**What you have to do**
Determine the number of lines in these entries that hold the word "GCode". Give the number and nothing more.

═══ Data supplied

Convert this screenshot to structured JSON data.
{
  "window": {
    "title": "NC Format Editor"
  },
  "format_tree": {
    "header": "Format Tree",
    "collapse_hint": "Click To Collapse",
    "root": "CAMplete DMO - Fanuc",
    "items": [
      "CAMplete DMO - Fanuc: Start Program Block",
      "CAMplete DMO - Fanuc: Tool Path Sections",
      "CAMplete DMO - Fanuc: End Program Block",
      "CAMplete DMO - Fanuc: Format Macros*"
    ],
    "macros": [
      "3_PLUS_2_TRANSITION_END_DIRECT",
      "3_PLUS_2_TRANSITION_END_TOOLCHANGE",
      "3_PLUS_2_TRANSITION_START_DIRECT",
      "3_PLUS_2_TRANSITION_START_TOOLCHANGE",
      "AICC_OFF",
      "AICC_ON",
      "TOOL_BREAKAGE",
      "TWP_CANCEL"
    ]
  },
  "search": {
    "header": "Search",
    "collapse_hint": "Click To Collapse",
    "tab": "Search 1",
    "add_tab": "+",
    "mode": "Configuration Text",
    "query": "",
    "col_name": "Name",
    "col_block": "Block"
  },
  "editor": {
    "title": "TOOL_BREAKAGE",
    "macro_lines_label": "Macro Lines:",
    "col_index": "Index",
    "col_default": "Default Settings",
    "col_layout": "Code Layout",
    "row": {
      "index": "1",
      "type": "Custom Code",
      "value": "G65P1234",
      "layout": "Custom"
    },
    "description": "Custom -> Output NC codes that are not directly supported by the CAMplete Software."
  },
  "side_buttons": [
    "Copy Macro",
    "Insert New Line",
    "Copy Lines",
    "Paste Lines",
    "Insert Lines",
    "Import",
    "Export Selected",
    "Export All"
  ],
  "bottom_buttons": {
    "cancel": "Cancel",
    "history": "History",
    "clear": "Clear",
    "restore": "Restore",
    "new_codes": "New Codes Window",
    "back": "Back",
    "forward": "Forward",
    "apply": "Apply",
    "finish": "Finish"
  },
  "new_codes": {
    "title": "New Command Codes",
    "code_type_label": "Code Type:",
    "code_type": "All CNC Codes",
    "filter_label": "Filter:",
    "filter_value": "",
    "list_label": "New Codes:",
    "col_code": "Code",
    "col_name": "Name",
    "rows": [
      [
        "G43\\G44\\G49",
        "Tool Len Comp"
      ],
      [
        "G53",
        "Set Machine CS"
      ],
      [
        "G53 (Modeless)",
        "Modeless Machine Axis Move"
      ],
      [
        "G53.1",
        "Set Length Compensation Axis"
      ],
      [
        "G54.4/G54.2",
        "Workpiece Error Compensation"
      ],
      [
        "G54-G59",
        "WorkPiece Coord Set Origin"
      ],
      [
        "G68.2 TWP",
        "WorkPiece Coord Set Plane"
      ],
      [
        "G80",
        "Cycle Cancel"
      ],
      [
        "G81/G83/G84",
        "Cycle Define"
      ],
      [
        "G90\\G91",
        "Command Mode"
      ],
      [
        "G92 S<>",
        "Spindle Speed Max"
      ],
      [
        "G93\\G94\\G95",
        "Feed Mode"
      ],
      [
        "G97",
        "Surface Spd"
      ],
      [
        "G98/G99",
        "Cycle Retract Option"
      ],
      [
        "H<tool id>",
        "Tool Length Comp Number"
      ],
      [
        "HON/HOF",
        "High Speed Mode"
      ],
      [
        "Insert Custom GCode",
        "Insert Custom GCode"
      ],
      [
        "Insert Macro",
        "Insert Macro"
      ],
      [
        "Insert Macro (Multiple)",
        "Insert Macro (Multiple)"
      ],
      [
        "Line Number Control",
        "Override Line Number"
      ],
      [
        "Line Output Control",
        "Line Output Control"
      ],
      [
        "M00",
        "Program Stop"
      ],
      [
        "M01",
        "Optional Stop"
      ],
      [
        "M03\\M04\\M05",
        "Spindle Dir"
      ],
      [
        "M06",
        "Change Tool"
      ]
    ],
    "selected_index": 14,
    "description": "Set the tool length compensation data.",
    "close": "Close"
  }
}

══════

**Full answer**
2